━━━━━ Information given ━━━━━

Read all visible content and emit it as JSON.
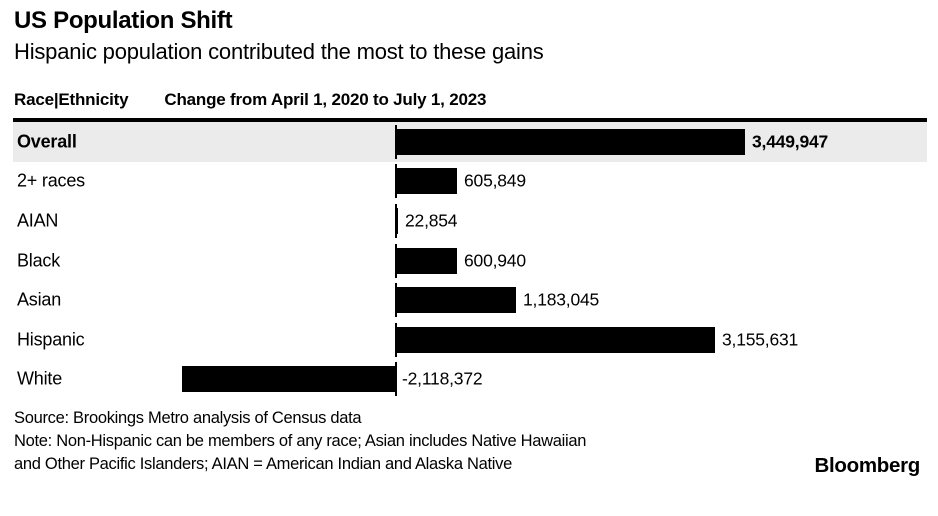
{
  "header": {
    "title": "US Population Shift",
    "subtitle": "Hispanic population contributed the most to these gains"
  },
  "table_header": {
    "col1": "Race|Ethnicity",
    "col2": "Change from April 1, 2020 to July 1, 2023"
  },
  "chart_data": {
    "type": "bar",
    "orientation": "horizontal",
    "title": "US Population Shift",
    "subtitle": "Hispanic population contributed the most to these gains",
    "categories": [
      "Overall",
      "2+ races",
      "AIAN",
      "Black",
      "Asian",
      "Hispanic",
      "White"
    ],
    "values": [
      3449947,
      605849,
      22854,
      600940,
      1183045,
      3155631,
      -2118372
    ],
    "value_labels": [
      "3,449,947",
      "605,849",
      "22,854",
      "600,940",
      "1,183,045",
      "3,155,631",
      "-2,118,372"
    ],
    "highlighted_category": "Overall",
    "baseline_at_zero": true,
    "grid": false,
    "value_labels_shown": true,
    "colors": {
      "bar": "#000000",
      "highlight_row_bg": "#ebebeb",
      "text": "#000000",
      "background": "#ffffff"
    }
  },
  "footer": {
    "source": "Source: Brookings Metro analysis of Census data",
    "note_line1": "Note: Non-Hispanic can be members of any race; Asian includes Native Hawaiian",
    "note_line2": "and Other Pacific Islanders; AIAN = American Indian and Alaska Native",
    "logo": "Bloomberg"
  }
}
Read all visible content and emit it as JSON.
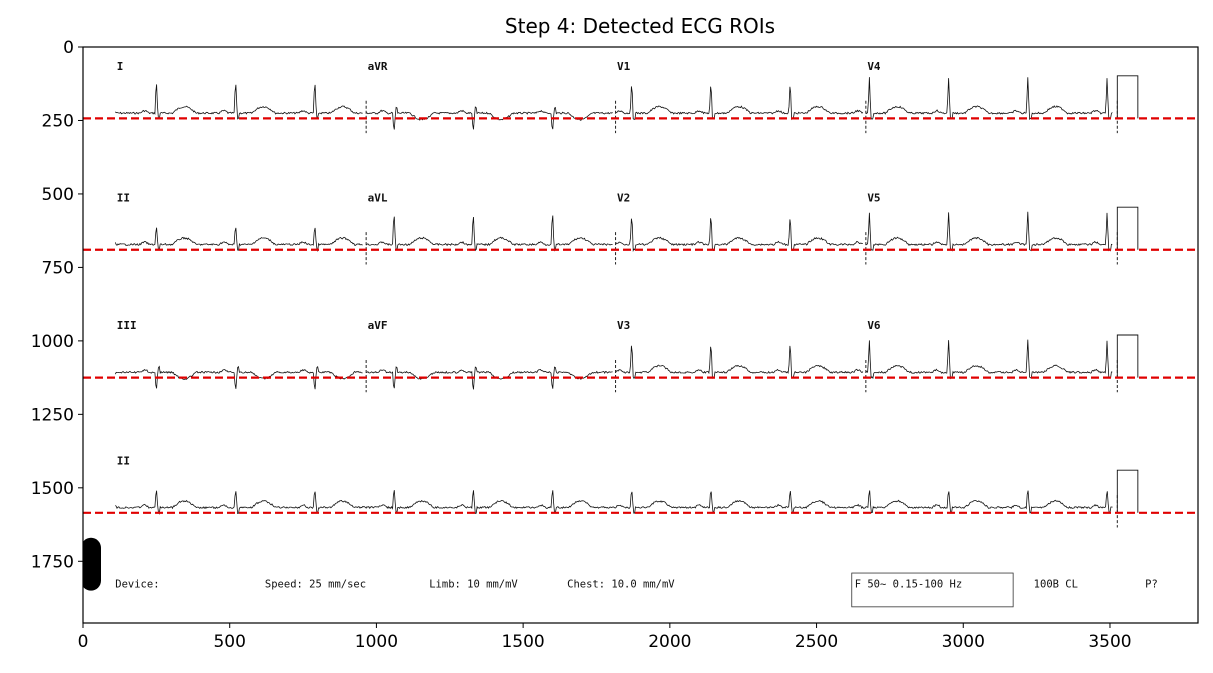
{
  "chart_data": {
    "type": "line",
    "title": "Step 4: Detected ECG ROIs",
    "xlabel": "",
    "ylabel": "",
    "xlim": [
      0,
      3800
    ],
    "ylim": [
      1960,
      0
    ],
    "y_inverted": true,
    "x_ticks": [
      0,
      500,
      1000,
      1500,
      2000,
      2500,
      3000,
      3500
    ],
    "y_ticks": [
      0,
      250,
      500,
      750,
      1000,
      1250,
      1500,
      1750
    ],
    "grid": false,
    "roi_baselines": {
      "style": "dashed",
      "color": "#e00000",
      "y": [
        243,
        690,
        1125,
        1585
      ]
    },
    "ecg_rows": [
      {
        "baseline": 243,
        "leads": [
          {
            "label": "I",
            "x": 110
          },
          {
            "label": "aVR",
            "x": 965
          },
          {
            "label": "V1",
            "x": 1815
          },
          {
            "label": "V4",
            "x": 2668
          }
        ]
      },
      {
        "baseline": 690,
        "leads": [
          {
            "label": "II",
            "x": 110
          },
          {
            "label": "aVL",
            "x": 965
          },
          {
            "label": "V2",
            "x": 1815
          },
          {
            "label": "V5",
            "x": 2668
          }
        ]
      },
      {
        "baseline": 1125,
        "leads": [
          {
            "label": "III",
            "x": 110
          },
          {
            "label": "aVF",
            "x": 965
          },
          {
            "label": "V3",
            "x": 1815
          },
          {
            "label": "V6",
            "x": 2668
          }
        ]
      },
      {
        "baseline": 1585,
        "leads": [
          {
            "label": "II",
            "x": 110
          }
        ]
      }
    ],
    "footer": {
      "device": "Device:",
      "speed": "Speed: 25 mm/sec",
      "limb": "Limb: 10 mm/mV",
      "chest": "Chest: 10.0 mm/mV",
      "filter": "F 50~ 0.15-100 Hz",
      "code": "100B  CL",
      "misc": "P?"
    },
    "colors": {
      "trace": "#111111",
      "roi_line": "#e00000",
      "blob": "#000000"
    }
  }
}
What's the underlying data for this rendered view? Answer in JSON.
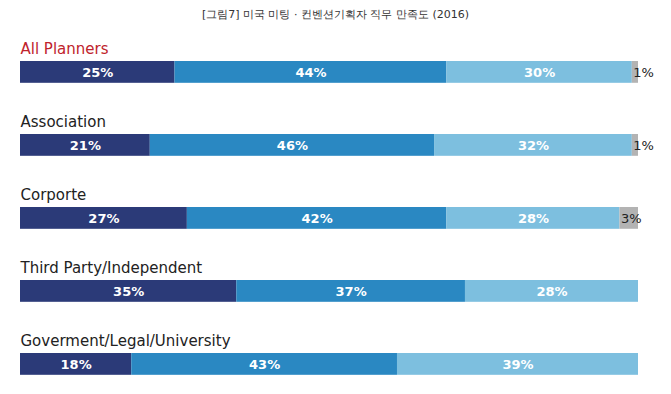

━━━━━

◆ **Prompt**
Copy each line of the listing that includes "Hispanic".

◆ **Solution**
    "subtitle": "Hispanic population contributed the most to these gains"
    "subtitle": "Hispanic population contributed the most to these gains",
      "Hispanic",
    "note_line1": "Note: Non-Hispanic can be members of any race; Asian includes Native Hawaiian",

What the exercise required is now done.